(Objective)
Update the records below so that each "column-divider" reads "column-separator", with every other part of each line left unchanged.

(Data for the task)
* begin *

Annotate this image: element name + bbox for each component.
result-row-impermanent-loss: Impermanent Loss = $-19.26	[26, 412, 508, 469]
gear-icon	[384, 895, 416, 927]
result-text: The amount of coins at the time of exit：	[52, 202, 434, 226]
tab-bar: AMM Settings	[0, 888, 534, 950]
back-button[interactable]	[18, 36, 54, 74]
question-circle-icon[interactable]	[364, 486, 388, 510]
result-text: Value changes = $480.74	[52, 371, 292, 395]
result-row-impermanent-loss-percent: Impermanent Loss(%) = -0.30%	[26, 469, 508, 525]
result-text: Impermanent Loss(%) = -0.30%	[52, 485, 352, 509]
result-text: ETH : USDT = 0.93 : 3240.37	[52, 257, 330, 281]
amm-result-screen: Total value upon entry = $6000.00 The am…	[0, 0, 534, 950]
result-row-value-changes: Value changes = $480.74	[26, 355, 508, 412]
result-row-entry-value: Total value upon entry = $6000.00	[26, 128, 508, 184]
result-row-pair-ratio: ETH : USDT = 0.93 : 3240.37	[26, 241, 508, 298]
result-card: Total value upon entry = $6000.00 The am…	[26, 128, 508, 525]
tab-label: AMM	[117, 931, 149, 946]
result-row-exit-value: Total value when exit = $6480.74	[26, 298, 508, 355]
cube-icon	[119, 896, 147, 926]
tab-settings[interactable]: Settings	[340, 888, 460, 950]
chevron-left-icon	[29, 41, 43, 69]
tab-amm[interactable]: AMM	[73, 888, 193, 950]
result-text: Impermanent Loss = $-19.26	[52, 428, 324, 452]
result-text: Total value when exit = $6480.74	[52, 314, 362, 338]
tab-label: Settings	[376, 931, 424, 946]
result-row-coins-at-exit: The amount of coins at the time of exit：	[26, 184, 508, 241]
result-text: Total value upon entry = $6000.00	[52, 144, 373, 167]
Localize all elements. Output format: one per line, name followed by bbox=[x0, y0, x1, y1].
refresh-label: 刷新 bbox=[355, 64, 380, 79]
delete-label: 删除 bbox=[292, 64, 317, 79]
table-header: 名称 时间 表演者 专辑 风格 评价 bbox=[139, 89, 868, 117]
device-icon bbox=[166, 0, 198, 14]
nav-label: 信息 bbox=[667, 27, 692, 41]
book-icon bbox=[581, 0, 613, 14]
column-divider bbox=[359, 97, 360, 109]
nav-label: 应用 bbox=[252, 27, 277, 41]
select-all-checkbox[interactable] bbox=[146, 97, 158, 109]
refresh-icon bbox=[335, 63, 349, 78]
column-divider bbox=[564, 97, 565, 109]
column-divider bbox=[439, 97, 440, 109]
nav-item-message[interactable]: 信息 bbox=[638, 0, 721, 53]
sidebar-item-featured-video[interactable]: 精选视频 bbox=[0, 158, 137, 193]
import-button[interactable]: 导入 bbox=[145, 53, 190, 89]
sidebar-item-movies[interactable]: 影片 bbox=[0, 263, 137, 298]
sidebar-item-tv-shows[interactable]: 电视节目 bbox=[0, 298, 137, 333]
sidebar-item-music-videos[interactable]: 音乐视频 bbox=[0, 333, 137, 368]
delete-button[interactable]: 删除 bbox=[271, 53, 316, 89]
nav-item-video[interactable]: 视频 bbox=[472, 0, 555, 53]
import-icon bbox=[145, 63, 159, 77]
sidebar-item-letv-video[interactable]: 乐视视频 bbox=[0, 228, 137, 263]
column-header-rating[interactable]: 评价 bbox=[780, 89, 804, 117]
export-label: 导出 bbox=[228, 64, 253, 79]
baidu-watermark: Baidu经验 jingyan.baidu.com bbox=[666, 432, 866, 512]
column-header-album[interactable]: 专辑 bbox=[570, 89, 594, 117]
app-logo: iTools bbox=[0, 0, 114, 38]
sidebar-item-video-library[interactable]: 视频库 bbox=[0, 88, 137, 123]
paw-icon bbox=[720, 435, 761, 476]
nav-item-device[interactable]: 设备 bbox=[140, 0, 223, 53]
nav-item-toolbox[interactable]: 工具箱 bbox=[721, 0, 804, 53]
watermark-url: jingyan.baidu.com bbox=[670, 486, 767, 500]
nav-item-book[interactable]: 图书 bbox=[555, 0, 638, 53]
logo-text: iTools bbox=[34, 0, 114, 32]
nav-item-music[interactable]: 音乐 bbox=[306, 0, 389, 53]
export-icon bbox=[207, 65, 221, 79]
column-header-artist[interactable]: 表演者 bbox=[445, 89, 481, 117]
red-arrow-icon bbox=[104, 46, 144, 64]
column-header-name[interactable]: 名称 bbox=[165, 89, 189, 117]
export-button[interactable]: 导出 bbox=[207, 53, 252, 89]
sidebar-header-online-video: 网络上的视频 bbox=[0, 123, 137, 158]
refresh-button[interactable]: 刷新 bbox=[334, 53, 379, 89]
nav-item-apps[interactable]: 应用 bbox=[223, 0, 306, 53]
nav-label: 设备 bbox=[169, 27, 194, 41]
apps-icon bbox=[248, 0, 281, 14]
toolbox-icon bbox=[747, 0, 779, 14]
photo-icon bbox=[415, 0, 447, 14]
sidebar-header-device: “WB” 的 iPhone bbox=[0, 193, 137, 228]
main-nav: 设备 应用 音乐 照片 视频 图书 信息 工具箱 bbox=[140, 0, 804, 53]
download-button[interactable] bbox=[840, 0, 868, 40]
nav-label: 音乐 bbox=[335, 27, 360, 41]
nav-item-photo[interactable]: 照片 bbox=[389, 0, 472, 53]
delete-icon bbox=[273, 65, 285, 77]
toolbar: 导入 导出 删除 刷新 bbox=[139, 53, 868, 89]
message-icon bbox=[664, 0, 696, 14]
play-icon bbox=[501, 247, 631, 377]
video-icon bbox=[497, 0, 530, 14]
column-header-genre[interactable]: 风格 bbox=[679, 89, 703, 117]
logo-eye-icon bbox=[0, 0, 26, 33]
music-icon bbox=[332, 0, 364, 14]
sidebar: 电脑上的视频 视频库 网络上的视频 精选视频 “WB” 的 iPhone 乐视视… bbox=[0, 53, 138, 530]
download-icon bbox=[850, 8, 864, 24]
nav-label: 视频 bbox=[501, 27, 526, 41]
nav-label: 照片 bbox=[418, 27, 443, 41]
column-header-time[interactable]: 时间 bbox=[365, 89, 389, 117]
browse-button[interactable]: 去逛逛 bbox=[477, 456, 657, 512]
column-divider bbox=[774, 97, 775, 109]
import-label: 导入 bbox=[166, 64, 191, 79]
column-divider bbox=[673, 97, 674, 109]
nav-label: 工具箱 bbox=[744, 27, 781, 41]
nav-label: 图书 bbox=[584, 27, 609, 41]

* end *

(Exercise solution)
Annotate this image: element name + bbox for each component.
result-row-impermanent-loss: Impermanent Loss = $-19.26	[26, 412, 508, 469]
gear-icon	[384, 895, 416, 927]
result-text: The amount of coins at the time of exit：	[52, 202, 434, 226]
tab-bar: AMM Settings	[0, 888, 534, 950]
back-button[interactable]	[18, 36, 54, 74]
question-circle-icon[interactable]	[364, 486, 388, 510]
result-text: Value changes = $480.74	[52, 371, 292, 395]
result-row-impermanent-loss-percent: Impermanent Loss(%) = -0.30%	[26, 469, 508, 525]
result-text: Impermanent Loss(%) = -0.30%	[52, 485, 352, 509]
result-text: ETH : USDT = 0.93 : 3240.37	[52, 257, 330, 281]
amm-result-screen: Total value upon entry = $6000.00 The am…	[0, 0, 534, 950]
result-row-value-changes: Value changes = $480.74	[26, 355, 508, 412]
result-row-entry-value: Total value upon entry = $6000.00	[26, 128, 508, 184]
result-row-pair-ratio: ETH : USDT = 0.93 : 3240.37	[26, 241, 508, 298]
result-card: Total value upon entry = $6000.00 The am…	[26, 128, 508, 525]
tab-label: AMM	[117, 931, 149, 946]
result-row-exit-value: Total value when exit = $6480.74	[26, 298, 508, 355]
cube-icon	[119, 896, 147, 926]
tab-settings[interactable]: Settings	[340, 888, 460, 950]
chevron-left-icon	[29, 41, 43, 69]
tab-amm[interactable]: AMM	[73, 888, 193, 950]
result-text: Impermanent Loss = $-19.26	[52, 428, 324, 452]
result-text: Total value when exit = $6480.74	[52, 314, 362, 338]
tab-label: Settings	[376, 931, 424, 946]
result-row-coins-at-exit: The amount of coins at the time of exit：	[26, 184, 508, 241]
result-text: Total value upon entry = $6000.00	[52, 144, 373, 167]
Localize all elements. Output format: one per line, name followed by bbox=[x0, y0, x1, y1].
refresh-label: 刷新 bbox=[355, 64, 380, 79]
delete-label: 删除 bbox=[292, 64, 317, 79]
table-header: 名称 时间 表演者 专辑 风格 评价 bbox=[139, 89, 868, 117]
device-icon bbox=[166, 0, 198, 14]
nav-label: 信息 bbox=[667, 27, 692, 41]
book-icon bbox=[581, 0, 613, 14]
column-separator bbox=[359, 97, 360, 109]
nav-label: 应用 bbox=[252, 27, 277, 41]
select-all-checkbox[interactable] bbox=[146, 97, 158, 109]
refresh-icon bbox=[335, 63, 349, 78]
column-separator bbox=[564, 97, 565, 109]
column-separator bbox=[439, 97, 440, 109]
nav-item-message[interactable]: 信息 bbox=[638, 0, 721, 53]
sidebar-item-featured-video[interactable]: 精选视频 bbox=[0, 158, 137, 193]
import-button[interactable]: 导入 bbox=[145, 53, 190, 89]
sidebar-item-movies[interactable]: 影片 bbox=[0, 263, 137, 298]
sidebar-item-tv-shows[interactable]: 电视节目 bbox=[0, 298, 137, 333]
sidebar-item-music-videos[interactable]: 音乐视频 bbox=[0, 333, 137, 368]
delete-button[interactable]: 删除 bbox=[271, 53, 316, 89]
nav-item-video[interactable]: 视频 bbox=[472, 0, 555, 53]
import-icon bbox=[145, 63, 159, 77]
sidebar-item-letv-video[interactable]: 乐视视频 bbox=[0, 228, 137, 263]
column-header-rating[interactable]: 评价 bbox=[780, 89, 804, 117]
export-label: 导出 bbox=[228, 64, 253, 79]
baidu-watermark: Baidu经验 jingyan.baidu.com bbox=[666, 432, 866, 512]
column-header-album[interactable]: 专辑 bbox=[570, 89, 594, 117]
app-logo: iTools bbox=[0, 0, 114, 38]
sidebar-item-video-library[interactable]: 视频库 bbox=[0, 88, 137, 123]
paw-icon bbox=[720, 435, 761, 476]
nav-item-device[interactable]: 设备 bbox=[140, 0, 223, 53]
nav-item-toolbox[interactable]: 工具箱 bbox=[721, 0, 804, 53]
watermark-url: jingyan.baidu.com bbox=[670, 486, 767, 500]
nav-item-book[interactable]: 图书 bbox=[555, 0, 638, 53]
logo-text: iTools bbox=[34, 0, 114, 32]
nav-item-music[interactable]: 音乐 bbox=[306, 0, 389, 53]
export-icon bbox=[207, 65, 221, 79]
column-header-artist[interactable]: 表演者 bbox=[445, 89, 481, 117]
red-arrow-icon bbox=[104, 46, 144, 64]
column-header-name[interactable]: 名称 bbox=[165, 89, 189, 117]
export-button[interactable]: 导出 bbox=[207, 53, 252, 89]
sidebar-header-online-video: 网络上的视频 bbox=[0, 123, 137, 158]
refresh-button[interactable]: 刷新 bbox=[334, 53, 379, 89]
nav-item-apps[interactable]: 应用 bbox=[223, 0, 306, 53]
nav-label: 设备 bbox=[169, 27, 194, 41]
apps-icon bbox=[248, 0, 281, 14]
toolbox-icon bbox=[747, 0, 779, 14]
photo-icon bbox=[415, 0, 447, 14]
sidebar-header-device: “WB” 的 iPhone bbox=[0, 193, 137, 228]
main-nav: 设备 应用 音乐 照片 视频 图书 信息 工具箱 bbox=[140, 0, 804, 53]
download-button[interactable] bbox=[840, 0, 868, 40]
nav-label: 音乐 bbox=[335, 27, 360, 41]
nav-item-photo[interactable]: 照片 bbox=[389, 0, 472, 53]
delete-icon bbox=[273, 65, 285, 77]
toolbar: 导入 导出 删除 刷新 bbox=[139, 53, 868, 89]
message-icon bbox=[664, 0, 696, 14]
play-icon bbox=[501, 247, 631, 377]
video-icon bbox=[497, 0, 530, 14]
column-header-genre[interactable]: 风格 bbox=[679, 89, 703, 117]
logo-eye-icon bbox=[0, 0, 26, 33]
music-icon bbox=[332, 0, 364, 14]
sidebar: 电脑上的视频 视频库 网络上的视频 精选视频 “WB” 的 iPhone 乐视视… bbox=[0, 53, 138, 530]
download-icon bbox=[850, 8, 864, 24]
nav-label: 视频 bbox=[501, 27, 526, 41]
nav-label: 照片 bbox=[418, 27, 443, 41]
column-header-time[interactable]: 时间 bbox=[365, 89, 389, 117]
browse-button[interactable]: 去逛逛 bbox=[477, 456, 657, 512]
column-separator bbox=[774, 97, 775, 109]
import-label: 导入 bbox=[166, 64, 191, 79]
column-separator bbox=[673, 97, 674, 109]
nav-label: 工具箱 bbox=[744, 27, 781, 41]
nav-label: 图书 bbox=[584, 27, 609, 41]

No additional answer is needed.